**GIVEN TASK:** Without altering anything, output the material below.

··· DATA IN THIS EXERCISE

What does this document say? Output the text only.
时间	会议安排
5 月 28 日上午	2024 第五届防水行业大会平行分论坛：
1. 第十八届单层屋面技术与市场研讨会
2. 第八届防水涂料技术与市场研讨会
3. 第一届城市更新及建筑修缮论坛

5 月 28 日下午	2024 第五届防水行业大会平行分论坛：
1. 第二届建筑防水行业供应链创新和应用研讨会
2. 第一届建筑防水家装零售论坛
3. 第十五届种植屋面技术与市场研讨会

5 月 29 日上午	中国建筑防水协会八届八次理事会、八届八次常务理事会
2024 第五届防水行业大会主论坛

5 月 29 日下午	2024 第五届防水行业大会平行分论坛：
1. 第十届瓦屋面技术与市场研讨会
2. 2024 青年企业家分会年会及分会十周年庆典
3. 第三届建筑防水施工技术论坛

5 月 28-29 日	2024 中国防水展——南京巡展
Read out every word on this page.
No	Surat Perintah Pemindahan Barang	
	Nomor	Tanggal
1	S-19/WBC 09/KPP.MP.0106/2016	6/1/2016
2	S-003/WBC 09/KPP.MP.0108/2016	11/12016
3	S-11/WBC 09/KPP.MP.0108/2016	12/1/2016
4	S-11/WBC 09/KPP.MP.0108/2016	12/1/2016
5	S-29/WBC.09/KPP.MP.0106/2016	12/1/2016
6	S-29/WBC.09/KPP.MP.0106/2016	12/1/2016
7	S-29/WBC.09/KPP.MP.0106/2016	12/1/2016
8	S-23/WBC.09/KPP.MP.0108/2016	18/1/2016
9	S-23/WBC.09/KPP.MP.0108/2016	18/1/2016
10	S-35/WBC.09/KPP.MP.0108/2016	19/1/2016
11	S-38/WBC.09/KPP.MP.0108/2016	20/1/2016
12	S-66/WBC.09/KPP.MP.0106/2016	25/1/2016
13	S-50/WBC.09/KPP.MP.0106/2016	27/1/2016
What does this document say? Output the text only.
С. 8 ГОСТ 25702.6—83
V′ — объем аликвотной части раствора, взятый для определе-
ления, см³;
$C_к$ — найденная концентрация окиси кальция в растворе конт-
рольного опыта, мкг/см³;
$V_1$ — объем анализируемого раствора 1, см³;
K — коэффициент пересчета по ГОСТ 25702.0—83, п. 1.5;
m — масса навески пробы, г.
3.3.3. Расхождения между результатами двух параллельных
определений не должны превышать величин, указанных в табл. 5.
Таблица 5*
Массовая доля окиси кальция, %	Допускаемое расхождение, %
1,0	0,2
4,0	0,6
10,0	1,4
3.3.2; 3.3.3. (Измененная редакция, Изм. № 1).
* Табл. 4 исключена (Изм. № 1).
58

······

**PROBLEM SOLUTION:**
What does this document say? Output the text only.
时间	会议安排
5 月 28 日上午	2024 第五届防水行业大会平行分论坛：
1. 第十八届单层屋面技术与市场研讨会
2. 第八届防水涂料技术与市场研讨会
3. 第一届城市更新及建筑修缮论坛

5 月 28 日下午	2024 第五届防水行业大会平行分论坛：
1. 第二届建筑防水行业供应链创新和应用研讨会
2. 第一届建筑防水家装零售论坛
3. 第十五届种植屋面技术与市场研讨会

5 月 29 日上午	中国建筑防水协会八届八次理事会、八届八次常务理事会
2024 第五届防水行业大会主论坛

5 月 29 日下午	2024 第五届防水行业大会平行分论坛：
1. 第十届瓦屋面技术与市场研讨会
2. 2024 青年企业家分会年会及分会十周年庆典
3. 第三届建筑防水施工技术论坛

5 月 28-29 日	2024 中国防水展——南京巡展
Read out every word on this page.
No	Surat Perintah Pemindahan Barang	
	Nomor	Tanggal
1	S-19/WBC 09/KPP.MP.0106/2016	6/1/2016
2	S-003/WBC 09/KPP.MP.0108/2016	11/12016
3	S-11/WBC 09/KPP.MP.0108/2016	12/1/2016
4	S-11/WBC 09/KPP.MP.0108/2016	12/1/2016
5	S-29/WBC.09/KPP.MP.0106/2016	12/1/2016
6	S-29/WBC.09/KPP.MP.0106/2016	12/1/2016
7	S-29/WBC.09/KPP.MP.0106/2016	12/1/2016
8	S-23/WBC.09/KPP.MP.0108/2016	18/1/2016
9	S-23/WBC.09/KPP.MP.0108/2016	18/1/2016
10	S-35/WBC.09/KPP.MP.0108/2016	19/1/2016
11	S-38/WBC.09/KPP.MP.0108/2016	20/1/2016
12	S-66/WBC.09/KPP.MP.0106/2016	25/1/2016
13	S-50/WBC.09/KPP.MP.0106/2016	27/1/2016
What does this document say? Output the text only.
С. 8 ГОСТ 25702.6—83
V′ — объем аликвотной части раствора, взятый для определе-
ления, см³;
$C_к$ — найденная концентрация окиси кальция в растворе конт-
рольного опыта, мкг/см³;
$V_1$ — объем анализируемого раствора 1, см³;
K — коэффициент пересчета по ГОСТ 25702.0—83, п. 1.5;
m — масса навески пробы, г.
3.3.3. Расхождения между результатами двух параллельных
определений не должны превышать величин, указанных в табл. 5.
Таблица 5*
Массовая доля окиси кальция, %	Допускаемое расхождение, %
1,0	0,2
4,0	0,6
10,0	1,4
3.3.2; 3.3.3. (Измененная редакция, Изм. № 1).
* Табл. 4 исключена (Изм. № 1).
58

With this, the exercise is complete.